# AIM
Lines containing "买家商品评论政策" are to be counted. Give the number and nothing more.

## BEGIN

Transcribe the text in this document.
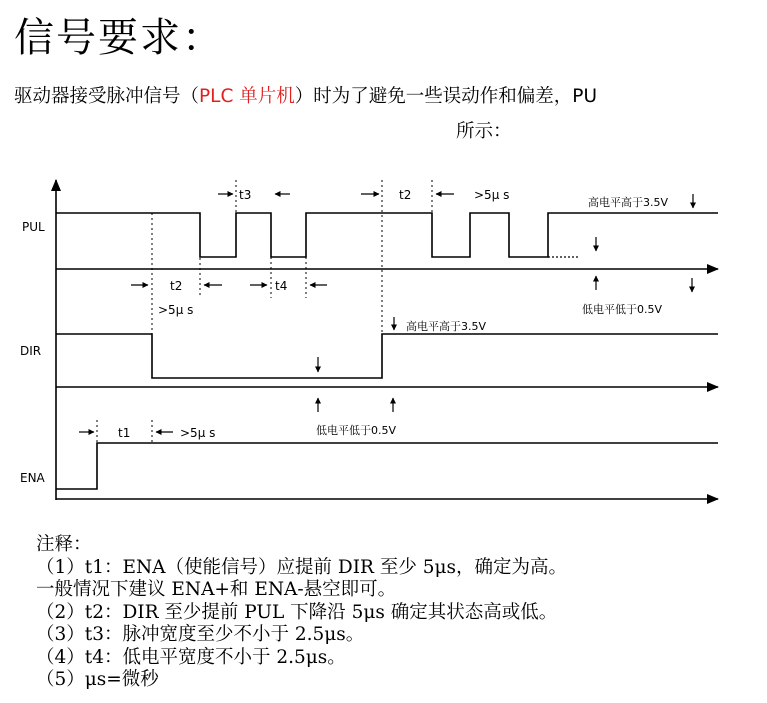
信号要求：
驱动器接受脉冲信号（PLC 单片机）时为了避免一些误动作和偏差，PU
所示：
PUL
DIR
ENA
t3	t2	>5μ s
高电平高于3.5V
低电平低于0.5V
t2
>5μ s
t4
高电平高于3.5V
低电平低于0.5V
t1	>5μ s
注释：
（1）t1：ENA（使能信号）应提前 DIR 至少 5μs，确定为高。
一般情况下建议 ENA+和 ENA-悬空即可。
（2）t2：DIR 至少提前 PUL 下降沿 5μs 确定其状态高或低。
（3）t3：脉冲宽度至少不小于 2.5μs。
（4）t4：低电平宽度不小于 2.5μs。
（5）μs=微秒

## END
## BEGIN

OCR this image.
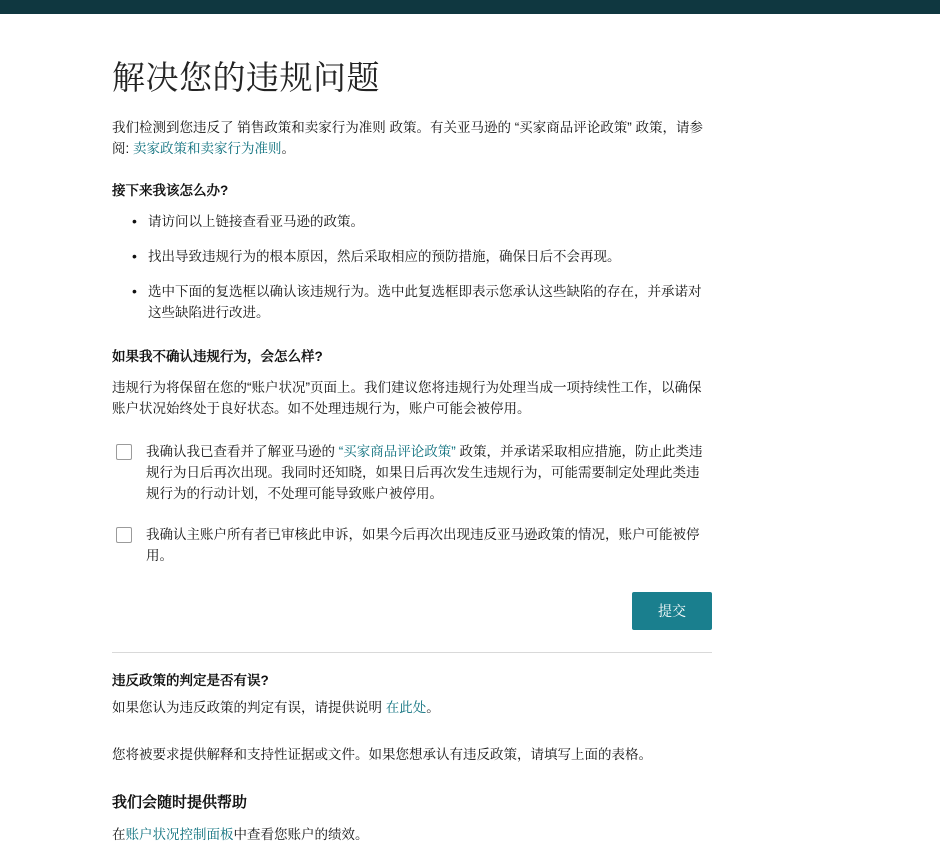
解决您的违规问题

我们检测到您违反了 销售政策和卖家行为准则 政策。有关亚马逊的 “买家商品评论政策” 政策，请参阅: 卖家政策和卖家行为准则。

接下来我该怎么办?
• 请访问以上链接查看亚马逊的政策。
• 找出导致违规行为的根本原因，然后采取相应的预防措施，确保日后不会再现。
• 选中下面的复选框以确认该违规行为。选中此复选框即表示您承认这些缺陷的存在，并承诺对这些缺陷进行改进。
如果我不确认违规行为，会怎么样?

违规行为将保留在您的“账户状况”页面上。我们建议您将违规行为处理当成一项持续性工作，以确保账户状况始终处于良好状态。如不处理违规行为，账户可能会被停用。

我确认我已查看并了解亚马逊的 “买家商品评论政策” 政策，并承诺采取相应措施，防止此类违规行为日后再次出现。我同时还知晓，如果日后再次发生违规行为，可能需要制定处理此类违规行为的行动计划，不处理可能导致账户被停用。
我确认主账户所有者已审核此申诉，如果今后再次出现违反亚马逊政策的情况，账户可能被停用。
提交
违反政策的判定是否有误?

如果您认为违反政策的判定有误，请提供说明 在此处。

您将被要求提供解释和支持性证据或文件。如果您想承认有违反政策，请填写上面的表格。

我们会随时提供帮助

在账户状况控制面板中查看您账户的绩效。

## END

# FINAL RESULT
2